— BEGIN —
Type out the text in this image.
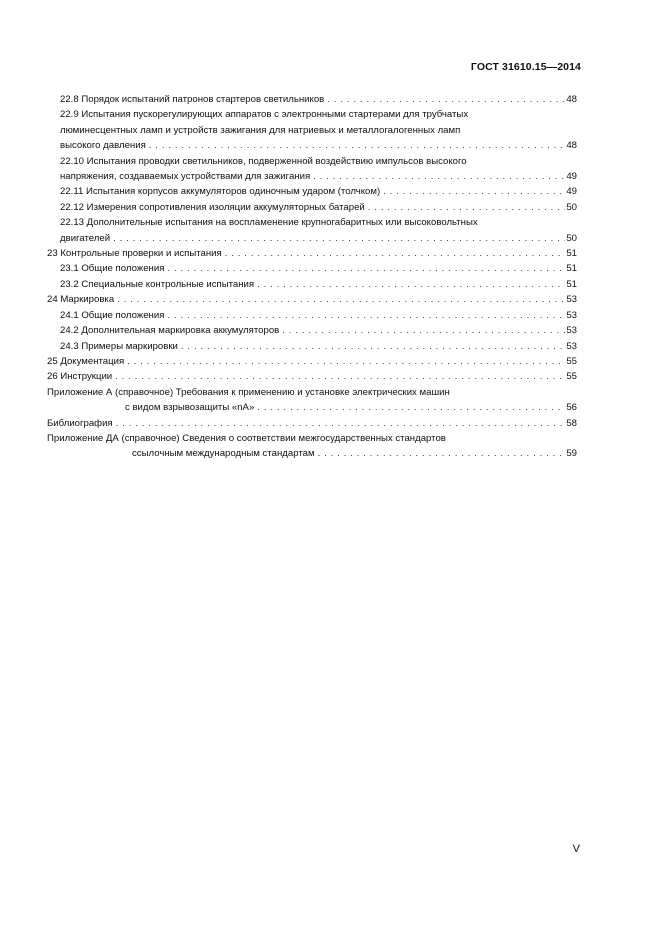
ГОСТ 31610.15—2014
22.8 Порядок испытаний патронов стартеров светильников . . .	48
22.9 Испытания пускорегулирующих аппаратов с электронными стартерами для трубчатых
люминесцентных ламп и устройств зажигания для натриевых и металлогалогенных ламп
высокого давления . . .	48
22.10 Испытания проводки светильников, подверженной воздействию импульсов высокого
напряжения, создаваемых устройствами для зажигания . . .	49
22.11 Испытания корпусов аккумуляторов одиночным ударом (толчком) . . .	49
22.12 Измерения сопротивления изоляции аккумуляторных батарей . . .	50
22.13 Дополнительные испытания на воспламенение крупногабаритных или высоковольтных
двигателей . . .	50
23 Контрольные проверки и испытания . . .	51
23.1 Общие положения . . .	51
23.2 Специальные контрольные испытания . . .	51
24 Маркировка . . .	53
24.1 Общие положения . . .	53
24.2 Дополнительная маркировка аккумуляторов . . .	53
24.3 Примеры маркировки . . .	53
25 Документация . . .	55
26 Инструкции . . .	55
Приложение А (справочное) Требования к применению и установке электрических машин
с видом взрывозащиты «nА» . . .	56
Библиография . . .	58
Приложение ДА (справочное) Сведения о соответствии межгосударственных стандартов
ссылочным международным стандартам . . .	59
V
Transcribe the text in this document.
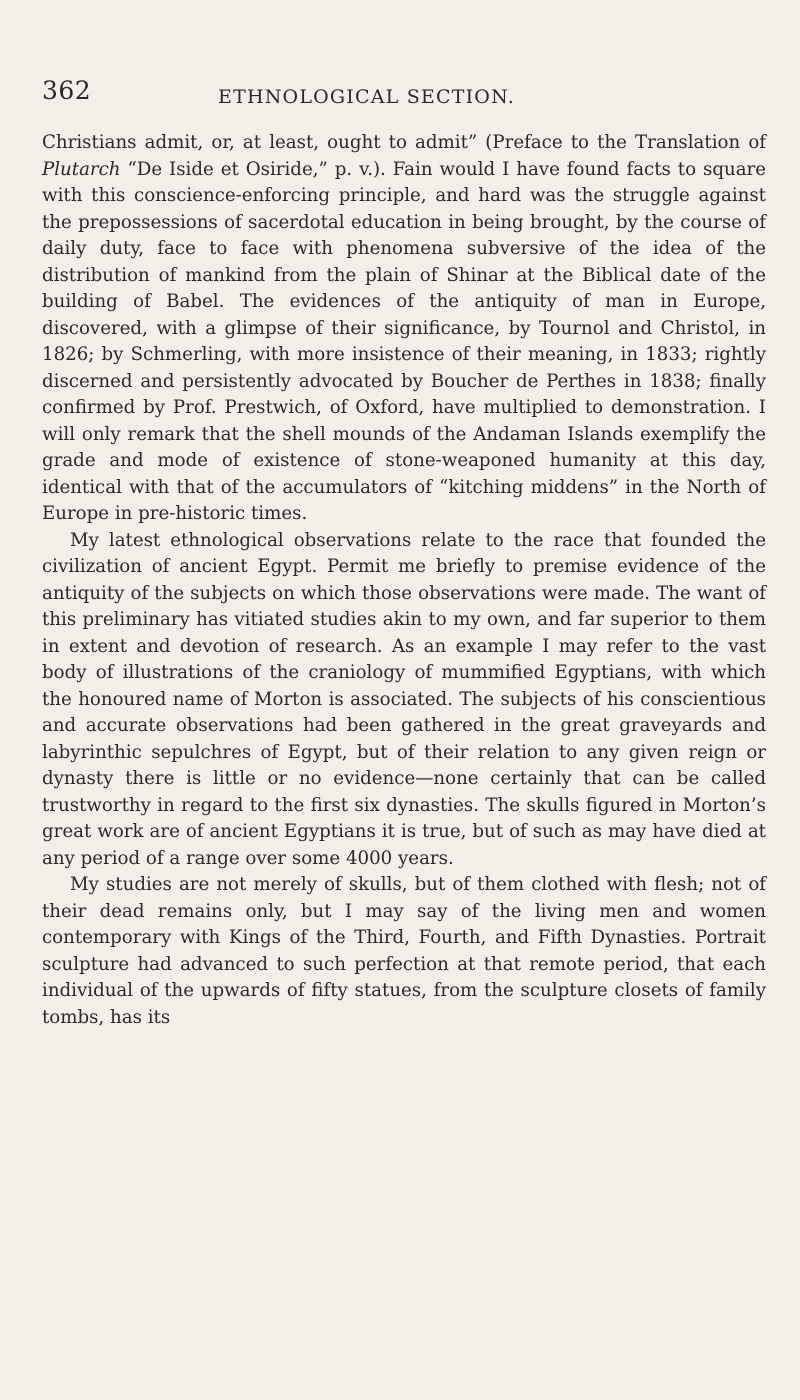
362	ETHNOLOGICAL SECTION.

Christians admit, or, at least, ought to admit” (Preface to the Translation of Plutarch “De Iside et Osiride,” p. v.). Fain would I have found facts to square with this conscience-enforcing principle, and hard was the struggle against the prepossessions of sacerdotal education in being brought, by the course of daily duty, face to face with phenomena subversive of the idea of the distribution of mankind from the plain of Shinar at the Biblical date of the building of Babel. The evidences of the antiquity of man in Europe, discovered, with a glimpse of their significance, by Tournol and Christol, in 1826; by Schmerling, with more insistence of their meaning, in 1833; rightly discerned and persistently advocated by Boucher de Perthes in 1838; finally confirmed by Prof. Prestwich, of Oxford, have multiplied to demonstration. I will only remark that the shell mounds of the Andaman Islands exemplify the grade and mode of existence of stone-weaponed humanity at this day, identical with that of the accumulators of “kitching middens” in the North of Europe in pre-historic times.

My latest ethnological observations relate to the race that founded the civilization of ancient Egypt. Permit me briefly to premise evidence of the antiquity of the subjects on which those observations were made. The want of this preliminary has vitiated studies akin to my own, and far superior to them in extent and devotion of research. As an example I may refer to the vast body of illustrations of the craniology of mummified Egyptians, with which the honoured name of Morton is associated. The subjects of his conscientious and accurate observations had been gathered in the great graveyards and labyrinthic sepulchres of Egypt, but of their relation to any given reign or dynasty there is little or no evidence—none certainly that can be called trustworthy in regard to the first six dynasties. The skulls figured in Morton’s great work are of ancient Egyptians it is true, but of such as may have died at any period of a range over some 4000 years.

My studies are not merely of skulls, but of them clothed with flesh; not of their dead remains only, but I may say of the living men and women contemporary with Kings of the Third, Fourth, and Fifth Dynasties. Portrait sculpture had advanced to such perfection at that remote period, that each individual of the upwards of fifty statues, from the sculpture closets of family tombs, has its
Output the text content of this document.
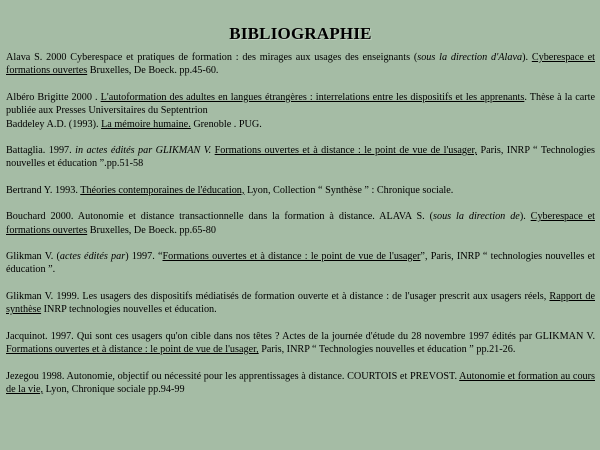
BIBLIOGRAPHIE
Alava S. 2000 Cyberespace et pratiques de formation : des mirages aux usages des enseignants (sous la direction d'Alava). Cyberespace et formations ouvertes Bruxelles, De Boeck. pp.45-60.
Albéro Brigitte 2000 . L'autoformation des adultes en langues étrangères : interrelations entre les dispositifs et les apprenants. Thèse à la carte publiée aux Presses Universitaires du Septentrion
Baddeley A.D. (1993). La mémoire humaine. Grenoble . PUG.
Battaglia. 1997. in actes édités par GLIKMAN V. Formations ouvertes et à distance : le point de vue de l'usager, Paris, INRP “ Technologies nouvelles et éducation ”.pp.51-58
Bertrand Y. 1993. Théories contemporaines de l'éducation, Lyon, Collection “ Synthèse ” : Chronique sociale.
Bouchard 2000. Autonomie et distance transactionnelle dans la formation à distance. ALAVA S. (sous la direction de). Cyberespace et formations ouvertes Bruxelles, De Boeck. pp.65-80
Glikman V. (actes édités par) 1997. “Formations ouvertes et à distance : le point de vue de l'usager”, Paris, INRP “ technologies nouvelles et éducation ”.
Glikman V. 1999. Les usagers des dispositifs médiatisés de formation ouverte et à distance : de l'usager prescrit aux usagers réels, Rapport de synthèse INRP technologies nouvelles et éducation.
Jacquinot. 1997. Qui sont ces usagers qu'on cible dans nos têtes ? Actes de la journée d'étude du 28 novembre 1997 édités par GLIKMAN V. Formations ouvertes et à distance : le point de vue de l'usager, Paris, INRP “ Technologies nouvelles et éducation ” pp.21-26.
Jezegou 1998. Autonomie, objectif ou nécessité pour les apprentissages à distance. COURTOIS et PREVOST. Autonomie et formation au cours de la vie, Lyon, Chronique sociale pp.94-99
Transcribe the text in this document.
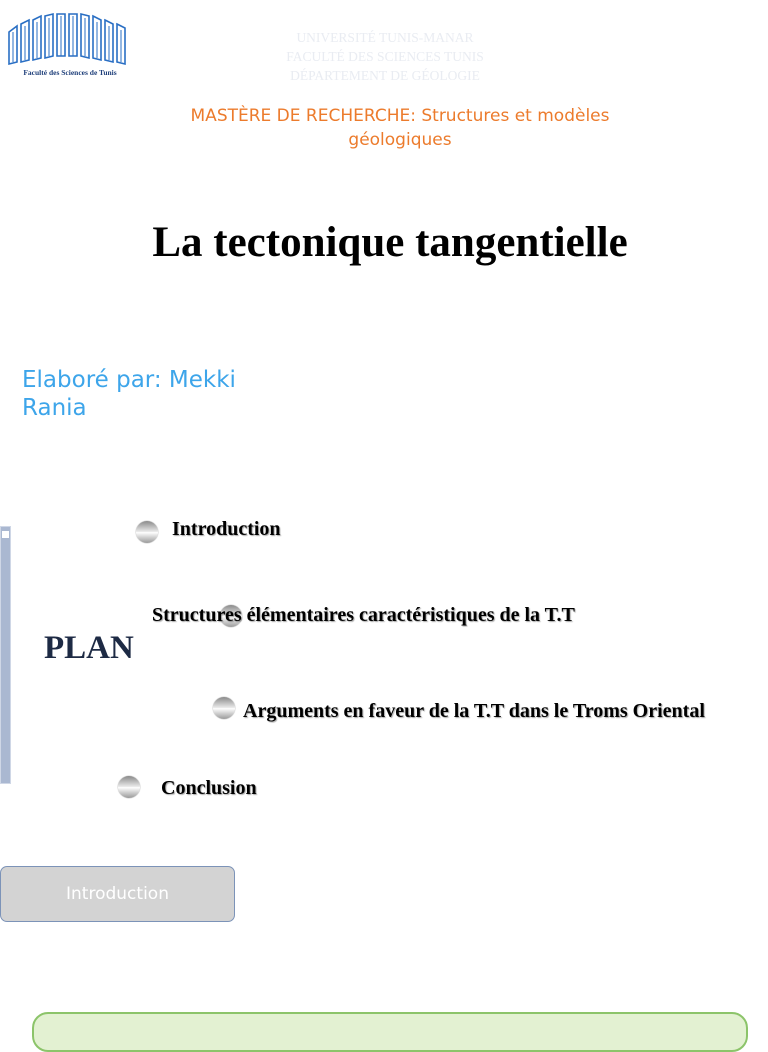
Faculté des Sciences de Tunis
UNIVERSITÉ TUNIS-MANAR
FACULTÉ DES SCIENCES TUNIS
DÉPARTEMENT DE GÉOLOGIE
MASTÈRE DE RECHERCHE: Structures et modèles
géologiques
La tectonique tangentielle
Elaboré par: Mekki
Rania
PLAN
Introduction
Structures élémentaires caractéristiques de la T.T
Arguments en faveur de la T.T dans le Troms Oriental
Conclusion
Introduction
— END —
Scan the material above. Copy each line where "положения" occurs.

ANSWER TO THIS PROBLEM:
23.1 Общие положения . . .	51
24.1 Общие положения . . .	53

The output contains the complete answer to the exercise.